◆ Provided data
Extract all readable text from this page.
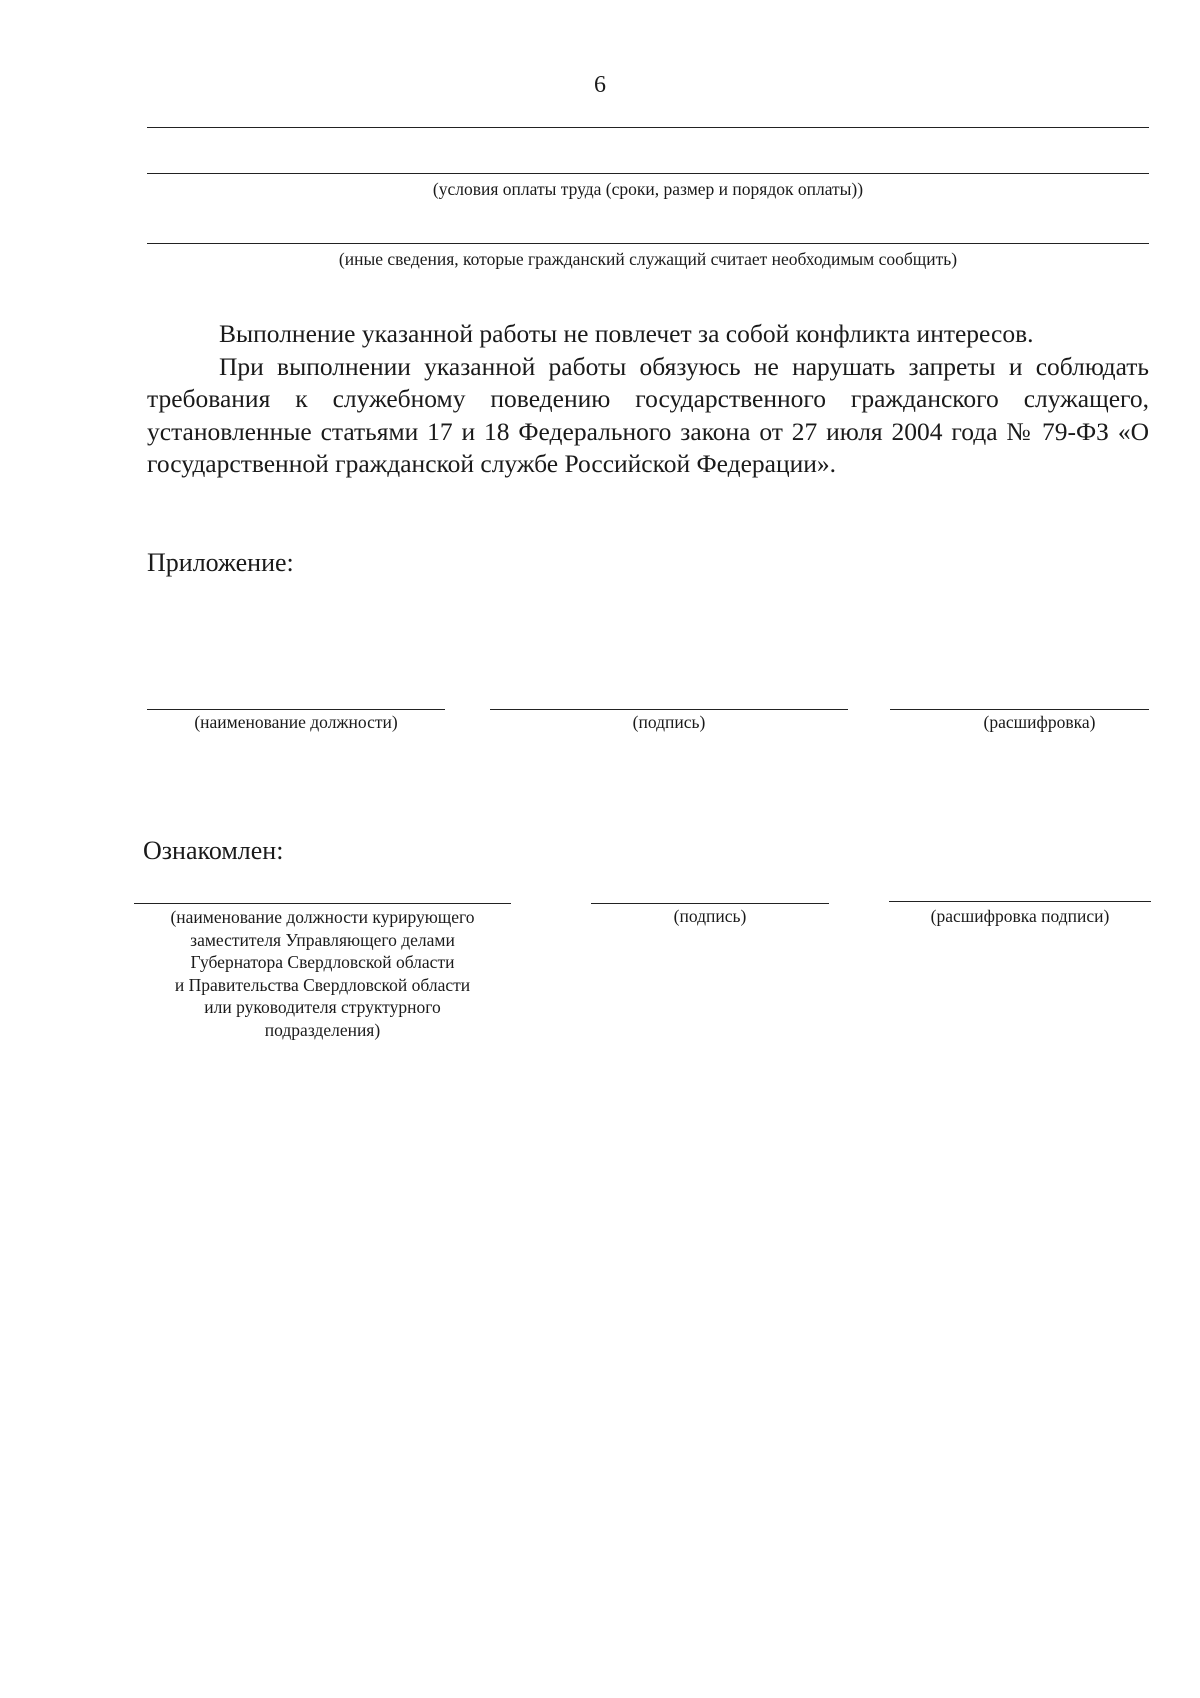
6
(условия оплаты труда (сроки, размер и порядок оплаты))
(иные сведения, которые гражданский служащий считает необходимым сообщить)

Выполнение указанной работы не повлечет за собой конфликта интересов.

При выполнении указанной работы обязуюсь не нарушать запреты и соблюдать требования к служебному поведению государственного гражданского служащего, установленные статьями 17 и 18 Федерального закона от 27 июля 2004 года № 79-ФЗ «О государственной гражданской службе Российской Федерации».

Приложение:
(наименование должности)	(подпись)	(расшифровка)
Ознакомлен:
(наименование должности курирующего
заместителя Управляющего делами
Губернатора Свердловской области
и Правительства Свердловской области
или руководителя структурного
подразделения)
(подпись)	(расшифровка подписи)
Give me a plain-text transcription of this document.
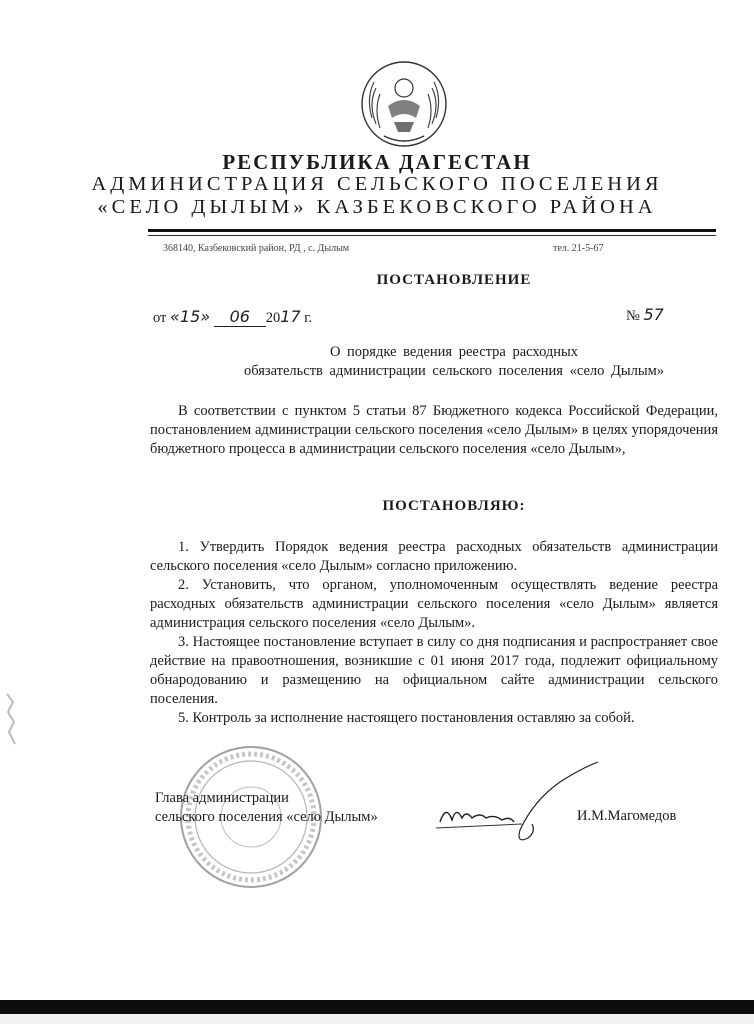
РЕСПУБЛИКА ДАГЕСТАН
АДМИНИСТРАЦИЯ СЕЛЬСКОГО ПОСЕЛЕНИЯ
«СЕЛО ДЫЛЫМ» КАЗБЕКОВСКОГО РАЙОНА
368140, Казбековский район, РД , с. Дылым	тел. 21-5-67
ПОСТАНОВЛЕНИЕ
от «15» 06 2017 г.	№ 57
О порядке ведения реестра расходных
обязательств администрации сельского поселения «село Дылым»

В соответствии с пунктом 5 статьи 87 Бюджетного кодекса Российской Федерации, постановлением администрации сельского поселения «село Дылым» в целях упорядочения бюджетного процесса в администрации сельского поселения «село Дылым»,

ПОСТАНОВЛЯЮ:

1. Утвердить Порядок ведения реестра расходных обязательств администрации сельского поселения «село Дылым» согласно приложению.

2. Установить, что органом, уполномоченным осуществлять ведение реестра расходных обязательств администрации сельского поселения «село Дылым» является администрация сельского поселения «село Дылым».

3. Настоящее постановление вступает в силу со дня подписания и распространяет свое действие на правоотношения, возникшие с 01 июня 2017 года, подлежит официальному обнародованию и размещению на официальном сайте администрации сельского поселения.

5. Контроль за исполнение настоящего постановления оставляю за собой.

Глава администрации
сельского поселения «село Дылым»	И.М.Магомедов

◆ Objective
Reproduce precisely the lines of the listing above, from the line containing "Give me a plain-text" to the last line, both ends included. Pictures are to be omitted.

◆ Correct output
Give me a plain-text transcription of this document.
РЕСПУБЛИКА ДАГЕСТАН
АДМИНИСТРАЦИЯ СЕЛЬСКОГО ПОСЕЛЕНИЯ
«СЕЛО ДЫЛЫМ» КАЗБЕКОВСКОГО РАЙОНА
368140, Казбековский район, РД , с. Дылым	тел. 21-5-67
ПОСТАНОВЛЕНИЕ
от «15» 06 2017 г.	№ 57
О порядке ведения реестра расходных
обязательств администрации сельского поселения «село Дылым»

В соответствии с пунктом 5 статьи 87 Бюджетного кодекса Российской Федерации, постановлением администрации сельского поселения «село Дылым» в целях упорядочения бюджетного процесса в администрации сельского поселения «село Дылым»,

ПОСТАНОВЛЯЮ:

1. Утвердить Порядок ведения реестра расходных обязательств администрации сельского поселения «село Дылым» согласно приложению.

2. Установить, что органом, уполномоченным осуществлять ведение реестра расходных обязательств администрации сельского поселения «село Дылым» является администрация сельского поселения «село Дылым».

3. Настоящее постановление вступает в силу со дня подписания и распространяет свое действие на правоотношения, возникшие с 01 июня 2017 года, подлежит официальному обнародованию и размещению на официальном сайте администрации сельского поселения.

5. Контроль за исполнение настоящего постановления оставляю за собой.

Глава администрации
сельского поселения «село Дылым»	И.М.Магомедов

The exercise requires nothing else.